## Start THE RECORDS

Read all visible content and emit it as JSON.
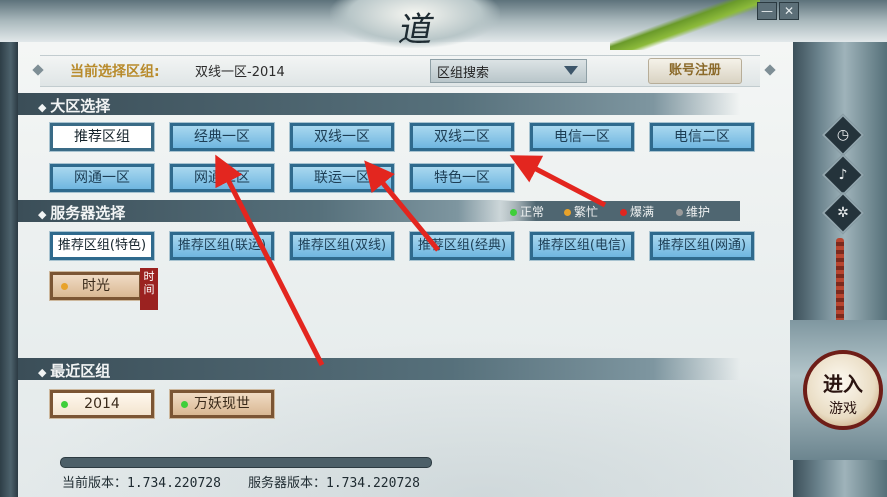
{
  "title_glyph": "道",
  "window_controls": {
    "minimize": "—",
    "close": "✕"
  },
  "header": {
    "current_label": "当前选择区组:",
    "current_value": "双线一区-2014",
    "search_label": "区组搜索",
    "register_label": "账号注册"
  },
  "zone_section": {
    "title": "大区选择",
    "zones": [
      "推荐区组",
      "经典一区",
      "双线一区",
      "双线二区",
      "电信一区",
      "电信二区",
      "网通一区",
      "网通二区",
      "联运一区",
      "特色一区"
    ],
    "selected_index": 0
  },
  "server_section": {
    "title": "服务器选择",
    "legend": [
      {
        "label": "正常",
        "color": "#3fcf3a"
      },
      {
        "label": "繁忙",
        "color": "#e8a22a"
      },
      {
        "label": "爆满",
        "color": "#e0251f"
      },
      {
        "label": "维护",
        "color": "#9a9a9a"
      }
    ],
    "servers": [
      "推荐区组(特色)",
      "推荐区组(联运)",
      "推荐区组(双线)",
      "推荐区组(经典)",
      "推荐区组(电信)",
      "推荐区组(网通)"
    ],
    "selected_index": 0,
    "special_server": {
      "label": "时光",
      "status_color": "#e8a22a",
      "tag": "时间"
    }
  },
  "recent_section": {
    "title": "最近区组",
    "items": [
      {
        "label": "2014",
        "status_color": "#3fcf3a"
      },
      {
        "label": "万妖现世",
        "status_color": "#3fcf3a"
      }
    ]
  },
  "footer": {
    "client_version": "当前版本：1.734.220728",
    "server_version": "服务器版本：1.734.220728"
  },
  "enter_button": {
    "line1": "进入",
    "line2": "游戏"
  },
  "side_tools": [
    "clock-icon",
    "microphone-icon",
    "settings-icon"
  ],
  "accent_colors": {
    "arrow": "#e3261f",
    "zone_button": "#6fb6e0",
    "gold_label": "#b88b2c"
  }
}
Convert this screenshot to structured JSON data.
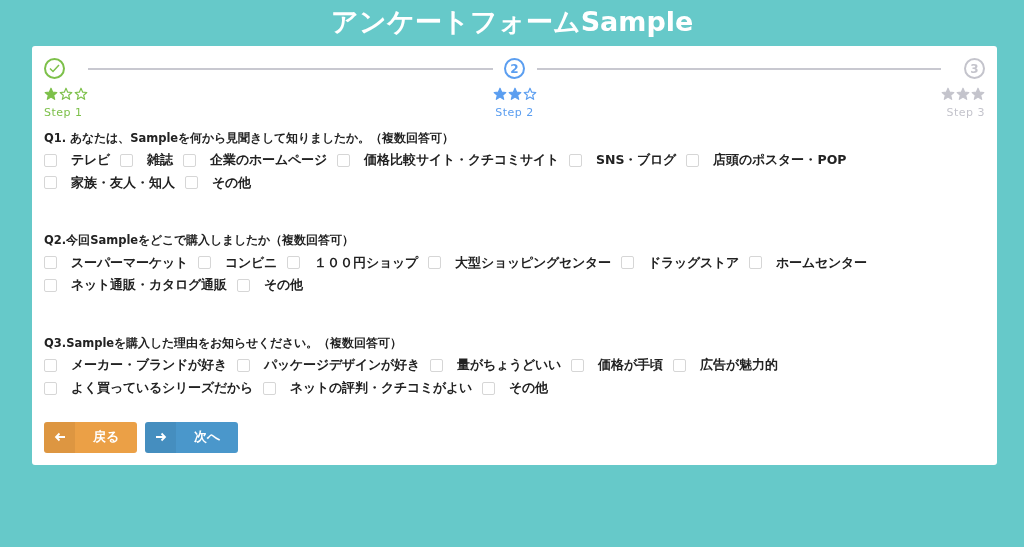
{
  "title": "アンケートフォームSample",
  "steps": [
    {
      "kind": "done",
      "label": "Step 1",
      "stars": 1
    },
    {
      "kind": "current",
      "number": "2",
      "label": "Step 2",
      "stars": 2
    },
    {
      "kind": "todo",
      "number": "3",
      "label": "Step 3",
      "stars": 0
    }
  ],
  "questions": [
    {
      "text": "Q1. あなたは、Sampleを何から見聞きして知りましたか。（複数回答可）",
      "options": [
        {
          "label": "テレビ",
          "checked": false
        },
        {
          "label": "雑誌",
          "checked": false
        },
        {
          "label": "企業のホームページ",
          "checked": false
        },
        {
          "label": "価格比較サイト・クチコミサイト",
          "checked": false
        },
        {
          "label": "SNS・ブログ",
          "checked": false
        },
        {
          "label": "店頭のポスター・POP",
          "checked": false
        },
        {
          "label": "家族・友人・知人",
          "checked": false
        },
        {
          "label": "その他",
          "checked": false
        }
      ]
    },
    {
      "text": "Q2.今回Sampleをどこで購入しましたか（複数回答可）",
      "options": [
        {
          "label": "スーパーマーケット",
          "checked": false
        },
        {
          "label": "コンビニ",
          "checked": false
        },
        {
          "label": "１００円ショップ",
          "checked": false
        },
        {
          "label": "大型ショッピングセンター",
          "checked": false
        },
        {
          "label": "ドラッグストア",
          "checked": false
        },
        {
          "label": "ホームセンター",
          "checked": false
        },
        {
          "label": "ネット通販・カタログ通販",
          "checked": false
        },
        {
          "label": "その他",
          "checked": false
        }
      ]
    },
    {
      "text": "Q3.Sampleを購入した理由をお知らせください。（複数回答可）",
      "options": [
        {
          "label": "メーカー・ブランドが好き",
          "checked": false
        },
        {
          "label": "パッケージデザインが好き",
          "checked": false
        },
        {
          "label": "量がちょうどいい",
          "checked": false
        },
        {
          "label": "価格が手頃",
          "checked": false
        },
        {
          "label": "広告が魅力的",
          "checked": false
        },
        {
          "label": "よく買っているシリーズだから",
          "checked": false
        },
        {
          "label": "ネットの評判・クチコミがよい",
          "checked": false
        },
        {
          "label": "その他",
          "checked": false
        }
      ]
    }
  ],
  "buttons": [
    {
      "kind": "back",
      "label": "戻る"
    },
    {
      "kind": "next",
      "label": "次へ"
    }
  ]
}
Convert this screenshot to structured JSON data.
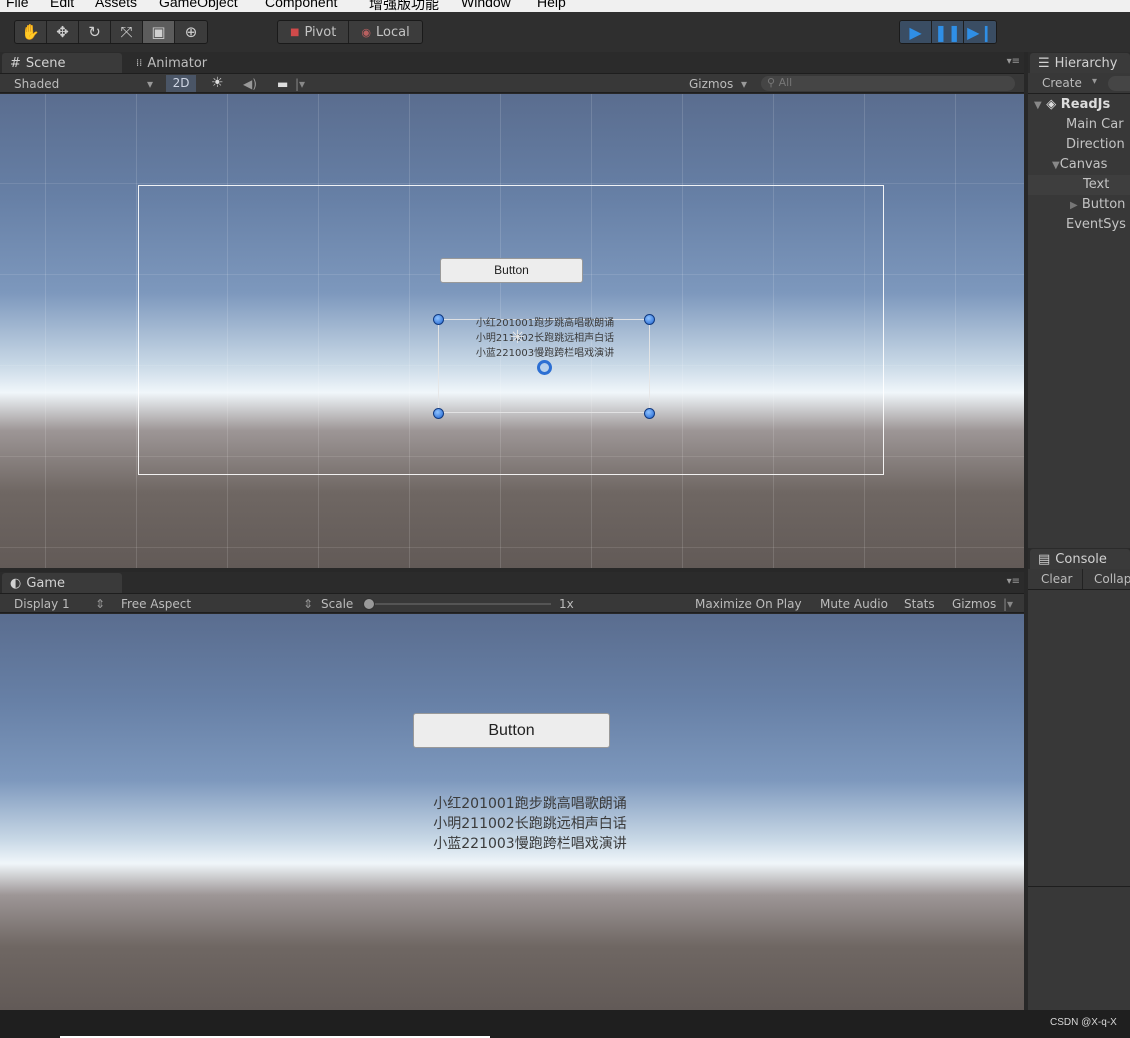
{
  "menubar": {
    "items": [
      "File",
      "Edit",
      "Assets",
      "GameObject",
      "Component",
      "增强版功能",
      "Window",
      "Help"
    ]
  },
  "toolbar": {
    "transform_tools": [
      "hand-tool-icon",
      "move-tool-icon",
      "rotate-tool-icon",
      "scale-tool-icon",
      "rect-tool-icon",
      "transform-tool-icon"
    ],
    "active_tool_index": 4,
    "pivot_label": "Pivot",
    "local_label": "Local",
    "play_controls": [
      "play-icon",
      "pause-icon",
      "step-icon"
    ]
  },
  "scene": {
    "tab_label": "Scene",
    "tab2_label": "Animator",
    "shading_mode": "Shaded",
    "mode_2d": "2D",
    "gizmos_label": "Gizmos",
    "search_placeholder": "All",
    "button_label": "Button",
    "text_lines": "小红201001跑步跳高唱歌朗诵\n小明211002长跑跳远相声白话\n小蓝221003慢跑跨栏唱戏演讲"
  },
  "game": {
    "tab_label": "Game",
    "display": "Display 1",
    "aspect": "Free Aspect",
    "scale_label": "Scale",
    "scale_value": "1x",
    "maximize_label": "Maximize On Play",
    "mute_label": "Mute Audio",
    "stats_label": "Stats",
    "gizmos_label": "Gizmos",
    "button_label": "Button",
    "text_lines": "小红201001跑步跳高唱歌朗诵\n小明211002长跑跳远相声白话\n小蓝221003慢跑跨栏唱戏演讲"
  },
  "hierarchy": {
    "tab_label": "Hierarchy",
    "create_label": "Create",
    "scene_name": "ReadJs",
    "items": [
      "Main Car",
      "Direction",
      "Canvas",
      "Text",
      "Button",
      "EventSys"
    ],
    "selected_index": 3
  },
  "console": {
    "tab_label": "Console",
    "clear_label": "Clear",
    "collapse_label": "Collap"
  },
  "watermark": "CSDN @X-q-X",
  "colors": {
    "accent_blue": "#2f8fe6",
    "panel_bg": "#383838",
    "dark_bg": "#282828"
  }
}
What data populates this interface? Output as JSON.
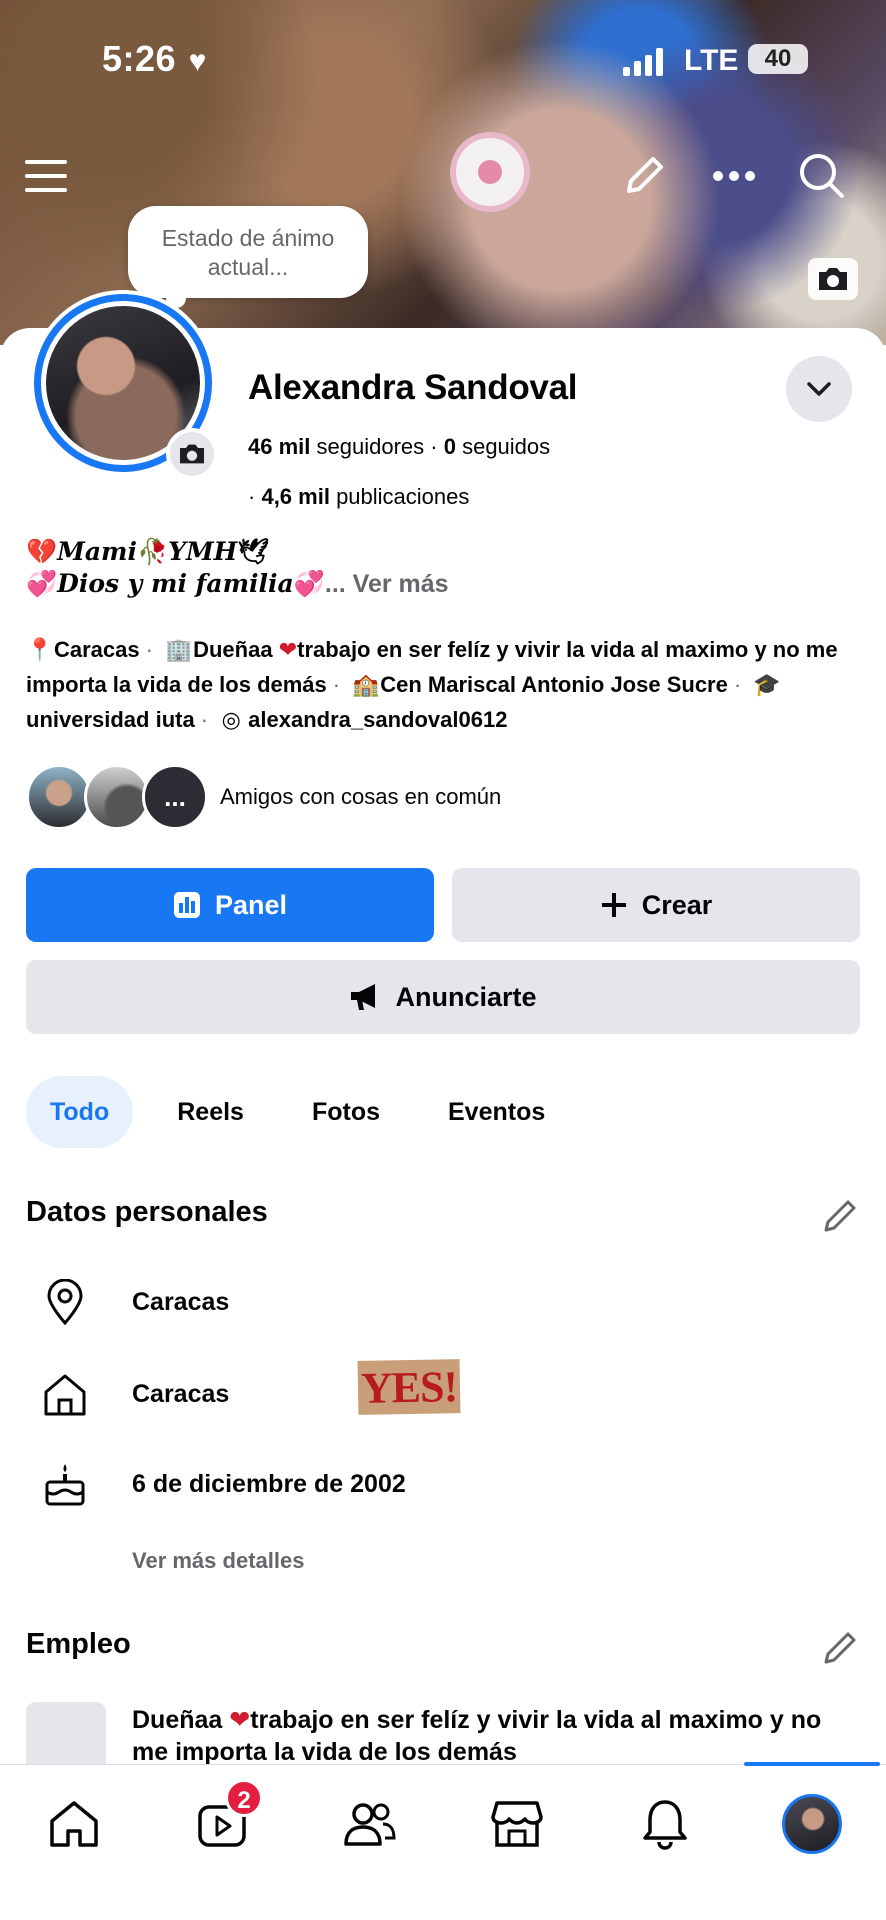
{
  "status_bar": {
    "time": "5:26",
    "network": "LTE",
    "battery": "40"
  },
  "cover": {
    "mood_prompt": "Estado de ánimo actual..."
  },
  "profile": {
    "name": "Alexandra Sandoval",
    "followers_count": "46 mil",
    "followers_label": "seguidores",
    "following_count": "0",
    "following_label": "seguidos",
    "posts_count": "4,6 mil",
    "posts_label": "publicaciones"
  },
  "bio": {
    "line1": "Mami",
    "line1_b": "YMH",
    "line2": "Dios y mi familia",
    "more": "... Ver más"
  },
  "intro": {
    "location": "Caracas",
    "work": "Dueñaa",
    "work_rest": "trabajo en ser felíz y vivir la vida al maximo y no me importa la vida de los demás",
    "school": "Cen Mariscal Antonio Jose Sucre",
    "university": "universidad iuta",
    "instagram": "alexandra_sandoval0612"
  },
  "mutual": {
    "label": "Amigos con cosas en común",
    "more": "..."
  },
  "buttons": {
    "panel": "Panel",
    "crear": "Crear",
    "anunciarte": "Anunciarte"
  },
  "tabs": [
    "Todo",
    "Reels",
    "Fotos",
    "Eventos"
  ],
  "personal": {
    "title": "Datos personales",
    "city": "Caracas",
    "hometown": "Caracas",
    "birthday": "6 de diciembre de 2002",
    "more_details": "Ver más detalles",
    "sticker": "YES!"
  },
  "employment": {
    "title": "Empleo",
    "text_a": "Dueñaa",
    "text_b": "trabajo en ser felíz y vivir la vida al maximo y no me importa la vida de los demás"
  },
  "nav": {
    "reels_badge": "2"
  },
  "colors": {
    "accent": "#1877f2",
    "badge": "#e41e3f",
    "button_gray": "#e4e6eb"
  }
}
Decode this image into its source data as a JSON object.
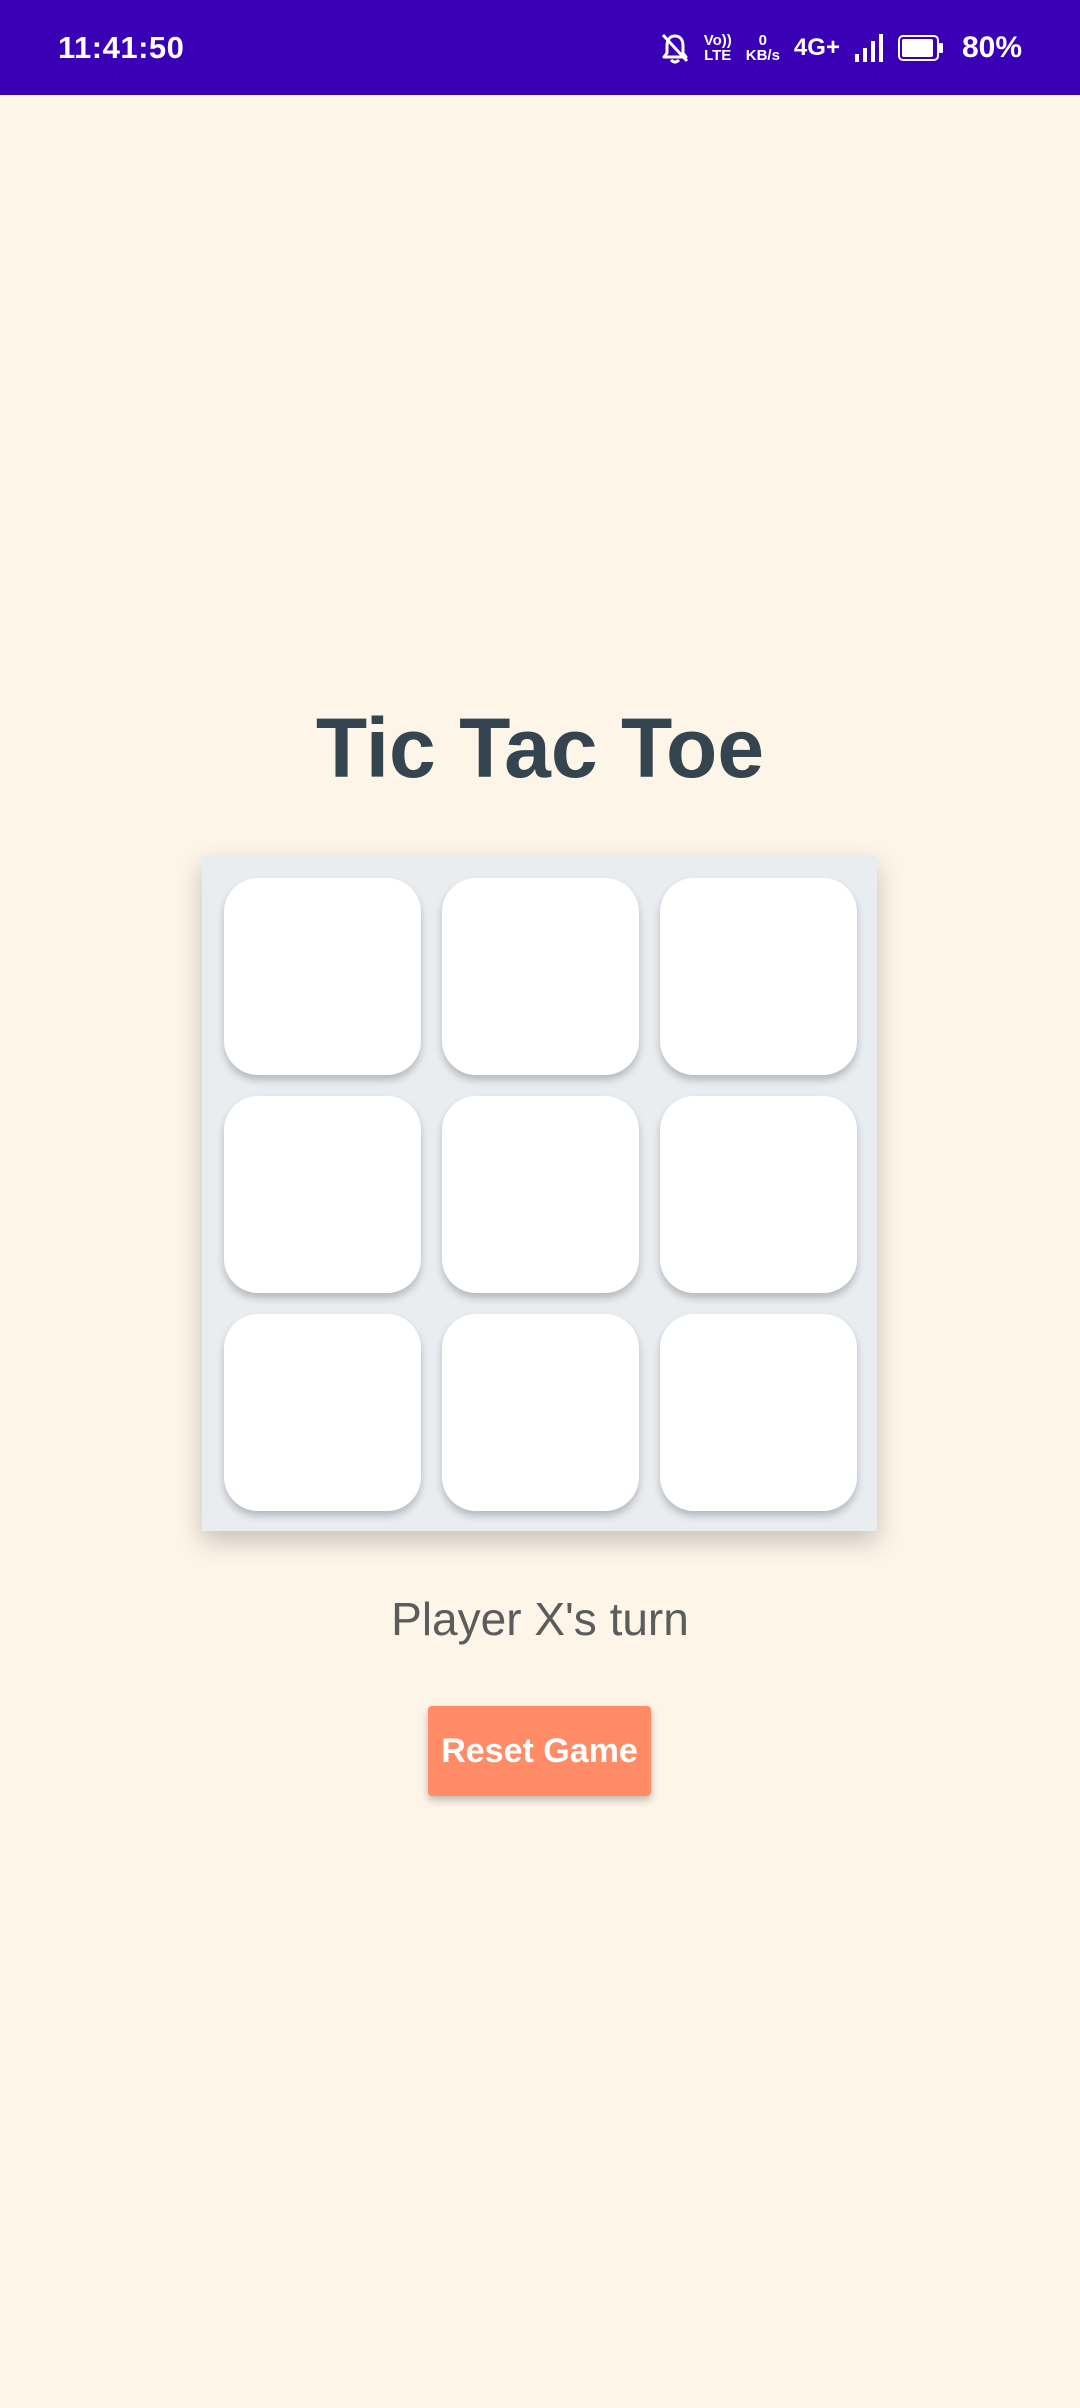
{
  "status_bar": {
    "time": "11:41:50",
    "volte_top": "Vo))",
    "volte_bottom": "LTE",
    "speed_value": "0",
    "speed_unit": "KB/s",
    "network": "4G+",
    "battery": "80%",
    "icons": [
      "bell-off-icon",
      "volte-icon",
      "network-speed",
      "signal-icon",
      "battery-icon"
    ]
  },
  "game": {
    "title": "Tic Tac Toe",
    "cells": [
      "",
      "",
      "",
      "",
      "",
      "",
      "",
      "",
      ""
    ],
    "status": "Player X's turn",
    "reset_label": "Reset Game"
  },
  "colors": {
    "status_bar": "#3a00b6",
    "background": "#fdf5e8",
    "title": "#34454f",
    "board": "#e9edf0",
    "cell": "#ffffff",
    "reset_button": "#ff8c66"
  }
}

## End THE RECORDS

## WHAT TO DO
Here the job is to quote the lines from the one with "Decode this image" through the end of the material, both included, exactly; please skip the pictures.

## ANSWER
Decode this image into its source data as a JSON object.
{
  "status_bar": {
    "time": "11:41:50",
    "volte_top": "Vo))",
    "volte_bottom": "LTE",
    "speed_value": "0",
    "speed_unit": "KB/s",
    "network": "4G+",
    "battery": "80%",
    "icons": [
      "bell-off-icon",
      "volte-icon",
      "network-speed",
      "signal-icon",
      "battery-icon"
    ]
  },
  "game": {
    "title": "Tic Tac Toe",
    "cells": [
      "",
      "",
      "",
      "",
      "",
      "",
      "",
      "",
      ""
    ],
    "status": "Player X's turn",
    "reset_label": "Reset Game"
  },
  "colors": {
    "status_bar": "#3a00b6",
    "background": "#fdf5e8",
    "title": "#34454f",
    "board": "#e9edf0",
    "cell": "#ffffff",
    "reset_button": "#ff8c66"
  }
}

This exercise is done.